[BEGIN Quoted passage]

# Leafhopper lately



## endrow (Dec 15, 2011)

I'm wondering the Alfalfa was cut 2 weeks ago if I should kind of plan on spraying leafhopper. According to the little bit of scouting I did they are not near as strong as what they were earlier. We got 17 inch of rain last week and it might dry off just enough before the next four days of rain start Monday afternoon... I'm wondering how strong your leafhopper pressure might be yet


----------



## mlappin (Jun 25, 2009)

None atm, was mighty dry before we had 5 inches.

Scouted this morning and zero for now, might change in a hurry though


----------



## Vol (Jul 5, 2009)

Hoppers seem to be very mild here this year. I didn't even bother to spray 2nd and 3rd cuttings.

Regards, Mike


----------



## rjmoses (Apr 4, 2010)

Just starting here.

Ralph


----------



## Farmerbrown2 (Sep 25, 2018)

Maybe the bugs drowned I know we had a lot of rain in a short period of time.


----------



## FarmerCline (Oct 12, 2011)

[END Quoted passage]
[BEGIN Supplied data]

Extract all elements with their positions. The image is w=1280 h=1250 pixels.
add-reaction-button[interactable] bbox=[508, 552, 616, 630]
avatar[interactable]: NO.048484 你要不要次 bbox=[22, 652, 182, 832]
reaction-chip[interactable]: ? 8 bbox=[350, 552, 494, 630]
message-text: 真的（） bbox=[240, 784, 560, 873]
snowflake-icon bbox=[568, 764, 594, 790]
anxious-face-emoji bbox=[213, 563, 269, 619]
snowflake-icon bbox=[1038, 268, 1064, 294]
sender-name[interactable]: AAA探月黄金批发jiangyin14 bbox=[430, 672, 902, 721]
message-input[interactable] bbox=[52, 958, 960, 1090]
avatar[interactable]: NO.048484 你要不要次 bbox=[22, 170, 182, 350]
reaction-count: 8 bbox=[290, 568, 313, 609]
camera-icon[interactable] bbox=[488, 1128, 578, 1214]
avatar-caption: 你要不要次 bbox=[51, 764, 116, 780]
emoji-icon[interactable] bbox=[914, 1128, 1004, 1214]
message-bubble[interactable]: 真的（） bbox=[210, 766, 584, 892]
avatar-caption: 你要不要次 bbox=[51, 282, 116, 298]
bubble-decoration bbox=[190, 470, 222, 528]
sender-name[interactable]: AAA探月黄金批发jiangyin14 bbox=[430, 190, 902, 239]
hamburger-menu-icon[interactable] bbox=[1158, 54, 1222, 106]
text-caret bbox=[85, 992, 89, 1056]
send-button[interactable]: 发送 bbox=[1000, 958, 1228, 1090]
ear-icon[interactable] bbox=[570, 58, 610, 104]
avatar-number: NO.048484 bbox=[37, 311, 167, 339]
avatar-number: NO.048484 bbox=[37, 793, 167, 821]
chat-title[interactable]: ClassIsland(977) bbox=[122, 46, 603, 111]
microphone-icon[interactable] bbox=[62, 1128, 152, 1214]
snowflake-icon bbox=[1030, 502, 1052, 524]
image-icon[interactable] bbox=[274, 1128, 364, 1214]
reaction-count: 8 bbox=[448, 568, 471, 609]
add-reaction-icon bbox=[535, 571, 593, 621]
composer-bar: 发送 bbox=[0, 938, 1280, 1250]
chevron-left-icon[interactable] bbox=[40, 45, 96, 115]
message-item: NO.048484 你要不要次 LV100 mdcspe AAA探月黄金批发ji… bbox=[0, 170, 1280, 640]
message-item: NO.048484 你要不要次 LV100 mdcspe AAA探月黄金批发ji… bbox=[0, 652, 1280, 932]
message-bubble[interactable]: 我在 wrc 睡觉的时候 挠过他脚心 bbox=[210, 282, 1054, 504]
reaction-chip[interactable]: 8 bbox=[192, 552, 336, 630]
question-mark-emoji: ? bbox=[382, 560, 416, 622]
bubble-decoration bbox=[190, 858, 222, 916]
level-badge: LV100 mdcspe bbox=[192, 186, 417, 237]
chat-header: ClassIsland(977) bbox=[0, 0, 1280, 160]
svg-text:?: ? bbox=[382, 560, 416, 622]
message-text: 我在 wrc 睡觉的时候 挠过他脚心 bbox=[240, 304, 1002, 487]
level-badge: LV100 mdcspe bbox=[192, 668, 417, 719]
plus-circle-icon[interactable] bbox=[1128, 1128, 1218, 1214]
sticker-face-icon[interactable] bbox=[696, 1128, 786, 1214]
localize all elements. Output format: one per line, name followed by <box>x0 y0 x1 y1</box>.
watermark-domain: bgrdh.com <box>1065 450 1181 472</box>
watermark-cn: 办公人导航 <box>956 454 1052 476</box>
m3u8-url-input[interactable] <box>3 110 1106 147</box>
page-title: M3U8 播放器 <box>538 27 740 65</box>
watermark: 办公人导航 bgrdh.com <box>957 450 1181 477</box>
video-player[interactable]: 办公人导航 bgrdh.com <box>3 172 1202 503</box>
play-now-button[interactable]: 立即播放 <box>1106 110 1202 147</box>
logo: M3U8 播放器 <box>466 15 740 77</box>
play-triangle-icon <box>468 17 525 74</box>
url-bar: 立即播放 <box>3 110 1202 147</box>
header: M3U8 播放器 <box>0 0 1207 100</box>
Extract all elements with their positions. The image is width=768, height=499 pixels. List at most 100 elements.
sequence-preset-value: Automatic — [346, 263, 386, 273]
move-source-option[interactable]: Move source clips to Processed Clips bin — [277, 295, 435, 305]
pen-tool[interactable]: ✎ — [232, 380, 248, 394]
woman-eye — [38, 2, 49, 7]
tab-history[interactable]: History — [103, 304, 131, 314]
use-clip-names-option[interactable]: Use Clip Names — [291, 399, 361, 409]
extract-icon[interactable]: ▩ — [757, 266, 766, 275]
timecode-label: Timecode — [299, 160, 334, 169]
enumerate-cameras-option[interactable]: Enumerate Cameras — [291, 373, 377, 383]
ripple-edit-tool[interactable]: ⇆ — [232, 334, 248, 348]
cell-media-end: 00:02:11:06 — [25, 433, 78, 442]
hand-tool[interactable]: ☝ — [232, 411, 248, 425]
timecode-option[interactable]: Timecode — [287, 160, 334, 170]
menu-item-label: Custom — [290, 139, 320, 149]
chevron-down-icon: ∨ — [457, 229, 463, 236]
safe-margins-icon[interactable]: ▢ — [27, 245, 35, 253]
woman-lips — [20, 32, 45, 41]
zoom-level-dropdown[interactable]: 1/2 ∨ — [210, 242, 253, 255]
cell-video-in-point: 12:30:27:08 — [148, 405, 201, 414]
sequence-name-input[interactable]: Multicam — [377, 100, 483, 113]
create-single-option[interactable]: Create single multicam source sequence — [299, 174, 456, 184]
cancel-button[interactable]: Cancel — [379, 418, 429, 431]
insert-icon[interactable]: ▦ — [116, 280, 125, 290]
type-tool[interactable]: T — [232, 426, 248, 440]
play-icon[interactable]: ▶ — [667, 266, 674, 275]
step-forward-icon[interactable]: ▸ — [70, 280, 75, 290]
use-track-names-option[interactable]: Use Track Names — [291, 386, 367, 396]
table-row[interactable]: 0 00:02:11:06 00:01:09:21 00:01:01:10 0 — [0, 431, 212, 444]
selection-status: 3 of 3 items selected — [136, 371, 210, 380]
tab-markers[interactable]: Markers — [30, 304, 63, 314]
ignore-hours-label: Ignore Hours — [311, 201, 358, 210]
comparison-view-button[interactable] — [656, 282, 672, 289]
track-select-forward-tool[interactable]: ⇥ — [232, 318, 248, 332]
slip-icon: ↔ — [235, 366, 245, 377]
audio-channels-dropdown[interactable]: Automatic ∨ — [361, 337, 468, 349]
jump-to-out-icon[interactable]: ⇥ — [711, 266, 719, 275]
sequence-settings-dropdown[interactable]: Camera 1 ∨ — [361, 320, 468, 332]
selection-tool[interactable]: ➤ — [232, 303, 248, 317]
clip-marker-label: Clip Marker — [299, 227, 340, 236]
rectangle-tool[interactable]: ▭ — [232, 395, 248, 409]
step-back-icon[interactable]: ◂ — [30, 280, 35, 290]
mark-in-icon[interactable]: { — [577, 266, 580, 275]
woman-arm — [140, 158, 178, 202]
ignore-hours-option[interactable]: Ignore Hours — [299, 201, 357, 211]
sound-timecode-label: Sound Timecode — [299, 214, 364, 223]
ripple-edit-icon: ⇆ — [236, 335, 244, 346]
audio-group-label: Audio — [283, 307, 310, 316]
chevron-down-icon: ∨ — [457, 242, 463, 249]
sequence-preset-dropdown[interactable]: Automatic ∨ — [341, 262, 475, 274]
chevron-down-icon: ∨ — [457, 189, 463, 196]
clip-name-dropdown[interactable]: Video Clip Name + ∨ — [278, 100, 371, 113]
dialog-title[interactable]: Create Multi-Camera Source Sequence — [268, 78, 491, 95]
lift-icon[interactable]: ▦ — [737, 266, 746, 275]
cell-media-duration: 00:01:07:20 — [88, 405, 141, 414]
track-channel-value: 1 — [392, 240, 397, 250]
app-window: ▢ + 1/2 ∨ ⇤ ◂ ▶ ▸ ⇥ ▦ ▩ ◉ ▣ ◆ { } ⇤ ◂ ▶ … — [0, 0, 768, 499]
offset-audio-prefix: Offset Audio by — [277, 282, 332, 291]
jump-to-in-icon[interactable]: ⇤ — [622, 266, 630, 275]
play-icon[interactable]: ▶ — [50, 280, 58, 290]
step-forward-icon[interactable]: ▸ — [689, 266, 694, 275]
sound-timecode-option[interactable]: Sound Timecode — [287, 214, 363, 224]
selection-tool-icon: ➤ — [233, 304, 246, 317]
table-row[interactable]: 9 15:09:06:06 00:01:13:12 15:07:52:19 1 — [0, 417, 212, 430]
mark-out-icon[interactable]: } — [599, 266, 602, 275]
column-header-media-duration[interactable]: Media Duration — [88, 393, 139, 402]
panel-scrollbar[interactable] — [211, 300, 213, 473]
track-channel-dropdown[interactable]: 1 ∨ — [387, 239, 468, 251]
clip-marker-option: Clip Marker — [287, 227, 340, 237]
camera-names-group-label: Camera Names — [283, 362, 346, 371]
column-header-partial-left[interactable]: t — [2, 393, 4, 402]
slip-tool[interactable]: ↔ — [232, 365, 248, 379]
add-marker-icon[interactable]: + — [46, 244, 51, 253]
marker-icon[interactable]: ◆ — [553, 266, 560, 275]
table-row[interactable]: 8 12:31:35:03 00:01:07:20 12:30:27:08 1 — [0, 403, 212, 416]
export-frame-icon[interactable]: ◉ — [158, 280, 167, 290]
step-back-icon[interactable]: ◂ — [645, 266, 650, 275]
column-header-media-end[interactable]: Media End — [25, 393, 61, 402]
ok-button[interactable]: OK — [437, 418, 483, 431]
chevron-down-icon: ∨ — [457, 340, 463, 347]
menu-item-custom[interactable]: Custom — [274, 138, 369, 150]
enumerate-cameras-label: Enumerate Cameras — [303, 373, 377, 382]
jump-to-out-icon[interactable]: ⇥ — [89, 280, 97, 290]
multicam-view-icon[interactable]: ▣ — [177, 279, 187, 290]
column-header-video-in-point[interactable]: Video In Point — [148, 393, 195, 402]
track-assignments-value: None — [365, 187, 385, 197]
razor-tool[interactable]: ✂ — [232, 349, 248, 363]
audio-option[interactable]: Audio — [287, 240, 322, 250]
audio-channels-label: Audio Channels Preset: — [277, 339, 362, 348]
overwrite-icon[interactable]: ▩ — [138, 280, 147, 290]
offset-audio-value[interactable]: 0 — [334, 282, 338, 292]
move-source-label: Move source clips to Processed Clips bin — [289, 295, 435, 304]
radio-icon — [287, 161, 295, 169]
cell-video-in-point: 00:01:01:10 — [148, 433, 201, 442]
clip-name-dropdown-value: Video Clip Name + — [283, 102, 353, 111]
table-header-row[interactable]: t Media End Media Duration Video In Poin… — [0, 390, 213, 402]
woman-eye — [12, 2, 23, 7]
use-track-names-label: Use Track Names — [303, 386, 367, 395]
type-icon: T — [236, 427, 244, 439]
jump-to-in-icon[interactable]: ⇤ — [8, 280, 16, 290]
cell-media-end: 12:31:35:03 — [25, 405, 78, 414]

[END Supplied data]

— Your tasks —
[1] List every username that appears as a heading in the leafhopper thread.
[2] Print the leafhopper thread from "Scouted this morning" up to and including "and 3rd cuttings.".
The material shown after the leafhopper thread comes from a separate source.

— Results for each task —
[1] endrow, mlappin, Vol, rjmoses, Farmerbrown2, FarmerCline

[2]
Scouted this morning and zero for now, might change in a hurry though


----------



## Vol (Jul 5, 2009)

Hoppers seem to be very mild here this year. I didn't even bother to spray 2nd and 3rd cuttings.